GOAL:
Scan the data below for the string "gadā". Show every line where it turns up.

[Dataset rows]
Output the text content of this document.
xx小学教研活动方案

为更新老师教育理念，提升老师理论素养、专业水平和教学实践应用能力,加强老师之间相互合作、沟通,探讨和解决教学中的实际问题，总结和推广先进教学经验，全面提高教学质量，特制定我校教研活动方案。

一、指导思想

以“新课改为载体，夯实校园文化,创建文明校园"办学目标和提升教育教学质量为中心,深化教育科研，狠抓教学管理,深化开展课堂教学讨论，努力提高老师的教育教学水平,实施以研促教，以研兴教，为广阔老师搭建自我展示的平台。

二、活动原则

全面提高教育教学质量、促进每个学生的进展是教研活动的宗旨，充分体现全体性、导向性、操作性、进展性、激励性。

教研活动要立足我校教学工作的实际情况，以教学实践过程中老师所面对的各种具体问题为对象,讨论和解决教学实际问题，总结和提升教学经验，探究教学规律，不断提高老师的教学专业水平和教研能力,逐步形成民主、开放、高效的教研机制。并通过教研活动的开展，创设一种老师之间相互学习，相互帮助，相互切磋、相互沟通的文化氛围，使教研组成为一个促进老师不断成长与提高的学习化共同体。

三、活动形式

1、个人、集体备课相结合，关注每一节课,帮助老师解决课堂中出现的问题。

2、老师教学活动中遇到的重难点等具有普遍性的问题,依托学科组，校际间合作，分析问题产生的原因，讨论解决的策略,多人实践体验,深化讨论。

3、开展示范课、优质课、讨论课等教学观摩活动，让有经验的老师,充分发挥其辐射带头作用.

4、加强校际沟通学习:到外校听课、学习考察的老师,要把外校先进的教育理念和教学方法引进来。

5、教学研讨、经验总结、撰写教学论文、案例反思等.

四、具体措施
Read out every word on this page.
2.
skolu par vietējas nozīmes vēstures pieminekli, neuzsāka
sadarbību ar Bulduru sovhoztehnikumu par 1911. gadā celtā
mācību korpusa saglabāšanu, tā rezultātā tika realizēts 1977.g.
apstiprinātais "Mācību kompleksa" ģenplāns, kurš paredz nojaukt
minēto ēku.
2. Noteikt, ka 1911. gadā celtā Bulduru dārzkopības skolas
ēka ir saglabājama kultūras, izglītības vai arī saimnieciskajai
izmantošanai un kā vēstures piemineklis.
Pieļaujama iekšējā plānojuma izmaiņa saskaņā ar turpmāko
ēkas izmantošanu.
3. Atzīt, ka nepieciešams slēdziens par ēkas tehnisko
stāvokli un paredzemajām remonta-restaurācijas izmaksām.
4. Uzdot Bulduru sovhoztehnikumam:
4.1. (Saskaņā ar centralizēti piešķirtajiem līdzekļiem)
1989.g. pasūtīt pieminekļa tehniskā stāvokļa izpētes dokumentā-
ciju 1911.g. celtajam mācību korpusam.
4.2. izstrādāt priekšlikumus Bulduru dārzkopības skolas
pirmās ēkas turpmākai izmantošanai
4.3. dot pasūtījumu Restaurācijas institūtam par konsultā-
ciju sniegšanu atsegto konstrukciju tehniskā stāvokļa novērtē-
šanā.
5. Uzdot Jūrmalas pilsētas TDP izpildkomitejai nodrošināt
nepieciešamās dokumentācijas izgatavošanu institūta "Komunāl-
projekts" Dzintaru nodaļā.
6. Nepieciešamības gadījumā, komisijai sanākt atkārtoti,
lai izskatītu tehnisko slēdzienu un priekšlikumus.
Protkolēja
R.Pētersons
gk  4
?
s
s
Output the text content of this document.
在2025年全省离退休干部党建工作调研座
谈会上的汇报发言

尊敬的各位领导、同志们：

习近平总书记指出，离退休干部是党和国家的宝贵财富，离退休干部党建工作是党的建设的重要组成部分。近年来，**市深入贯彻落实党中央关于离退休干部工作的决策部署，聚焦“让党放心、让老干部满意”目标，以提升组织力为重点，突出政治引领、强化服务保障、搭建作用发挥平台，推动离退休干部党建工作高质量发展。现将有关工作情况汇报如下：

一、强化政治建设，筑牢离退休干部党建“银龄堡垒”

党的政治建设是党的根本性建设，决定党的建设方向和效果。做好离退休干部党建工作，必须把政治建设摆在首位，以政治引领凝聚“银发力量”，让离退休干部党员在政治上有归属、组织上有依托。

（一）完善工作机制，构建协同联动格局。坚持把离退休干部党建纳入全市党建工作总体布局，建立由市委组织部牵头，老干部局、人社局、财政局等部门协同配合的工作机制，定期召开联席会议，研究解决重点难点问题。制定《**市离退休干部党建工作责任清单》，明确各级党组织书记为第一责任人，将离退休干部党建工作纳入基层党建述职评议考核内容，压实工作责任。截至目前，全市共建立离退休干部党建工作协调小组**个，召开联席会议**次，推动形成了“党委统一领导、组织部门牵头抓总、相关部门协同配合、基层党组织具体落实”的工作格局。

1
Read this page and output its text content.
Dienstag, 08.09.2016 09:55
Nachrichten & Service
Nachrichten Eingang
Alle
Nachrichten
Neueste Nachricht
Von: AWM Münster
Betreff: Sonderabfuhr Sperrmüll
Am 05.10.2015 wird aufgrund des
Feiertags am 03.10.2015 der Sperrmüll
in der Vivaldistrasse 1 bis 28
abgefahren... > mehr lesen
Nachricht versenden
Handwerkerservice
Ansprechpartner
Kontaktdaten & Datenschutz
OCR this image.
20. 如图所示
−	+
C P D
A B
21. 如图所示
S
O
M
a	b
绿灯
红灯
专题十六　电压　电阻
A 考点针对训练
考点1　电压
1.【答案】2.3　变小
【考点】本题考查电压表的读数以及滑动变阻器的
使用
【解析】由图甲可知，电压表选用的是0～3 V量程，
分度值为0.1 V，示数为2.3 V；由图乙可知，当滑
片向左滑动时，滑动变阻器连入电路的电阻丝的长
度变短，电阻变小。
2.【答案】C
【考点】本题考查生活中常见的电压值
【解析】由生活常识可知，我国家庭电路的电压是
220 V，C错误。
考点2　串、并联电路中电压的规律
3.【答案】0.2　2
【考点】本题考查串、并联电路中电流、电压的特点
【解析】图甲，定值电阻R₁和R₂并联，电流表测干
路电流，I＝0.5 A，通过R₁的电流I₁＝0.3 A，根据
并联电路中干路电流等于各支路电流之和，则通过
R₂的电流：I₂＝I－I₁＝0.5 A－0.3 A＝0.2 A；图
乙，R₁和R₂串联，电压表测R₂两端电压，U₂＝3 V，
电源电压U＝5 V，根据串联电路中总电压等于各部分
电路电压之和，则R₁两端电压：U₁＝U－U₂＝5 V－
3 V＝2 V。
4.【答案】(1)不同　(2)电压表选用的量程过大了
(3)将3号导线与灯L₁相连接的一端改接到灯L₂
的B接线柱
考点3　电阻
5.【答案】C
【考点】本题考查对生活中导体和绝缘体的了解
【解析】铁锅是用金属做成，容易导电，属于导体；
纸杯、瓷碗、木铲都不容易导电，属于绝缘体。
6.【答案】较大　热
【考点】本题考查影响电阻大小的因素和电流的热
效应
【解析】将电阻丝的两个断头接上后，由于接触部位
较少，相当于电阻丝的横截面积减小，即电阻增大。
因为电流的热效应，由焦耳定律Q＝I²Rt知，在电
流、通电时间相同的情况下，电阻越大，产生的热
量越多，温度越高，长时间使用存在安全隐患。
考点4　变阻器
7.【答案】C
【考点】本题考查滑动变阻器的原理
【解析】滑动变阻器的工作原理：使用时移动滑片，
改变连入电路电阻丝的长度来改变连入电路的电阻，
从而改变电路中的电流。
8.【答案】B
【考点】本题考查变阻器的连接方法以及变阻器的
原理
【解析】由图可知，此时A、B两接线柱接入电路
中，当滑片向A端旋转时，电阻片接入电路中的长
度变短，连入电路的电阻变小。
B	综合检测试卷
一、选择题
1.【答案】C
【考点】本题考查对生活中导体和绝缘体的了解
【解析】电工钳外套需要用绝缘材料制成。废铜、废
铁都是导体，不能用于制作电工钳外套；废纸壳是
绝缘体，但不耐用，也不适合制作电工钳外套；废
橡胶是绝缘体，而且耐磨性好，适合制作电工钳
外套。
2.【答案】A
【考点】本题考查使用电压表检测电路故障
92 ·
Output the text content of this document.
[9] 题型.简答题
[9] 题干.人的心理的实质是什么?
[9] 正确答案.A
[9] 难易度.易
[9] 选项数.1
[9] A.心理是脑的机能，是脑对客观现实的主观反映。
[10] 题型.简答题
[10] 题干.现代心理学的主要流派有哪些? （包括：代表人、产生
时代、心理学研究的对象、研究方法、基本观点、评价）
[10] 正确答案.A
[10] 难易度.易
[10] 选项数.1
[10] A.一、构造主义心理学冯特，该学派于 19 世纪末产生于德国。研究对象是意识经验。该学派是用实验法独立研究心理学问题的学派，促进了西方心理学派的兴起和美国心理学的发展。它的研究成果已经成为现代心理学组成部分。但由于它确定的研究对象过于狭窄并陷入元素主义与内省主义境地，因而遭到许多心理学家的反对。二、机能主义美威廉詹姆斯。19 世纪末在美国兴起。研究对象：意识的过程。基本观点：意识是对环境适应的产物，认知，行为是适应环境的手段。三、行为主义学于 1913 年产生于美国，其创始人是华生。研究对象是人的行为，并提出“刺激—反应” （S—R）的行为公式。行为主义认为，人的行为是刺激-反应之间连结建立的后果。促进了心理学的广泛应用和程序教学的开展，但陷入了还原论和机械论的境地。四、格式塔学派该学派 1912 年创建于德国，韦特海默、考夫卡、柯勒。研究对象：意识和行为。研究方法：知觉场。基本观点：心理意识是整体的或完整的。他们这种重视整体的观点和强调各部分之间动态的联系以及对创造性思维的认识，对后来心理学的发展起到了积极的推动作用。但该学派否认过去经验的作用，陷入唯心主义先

FINISHED EXERCISE:
sadarbību ar Bulduru sovhoztehnikumu par 1911. gadā celtā
2. Noteikt, ka 1911. gadā celtā Bulduru dārzkopības skolas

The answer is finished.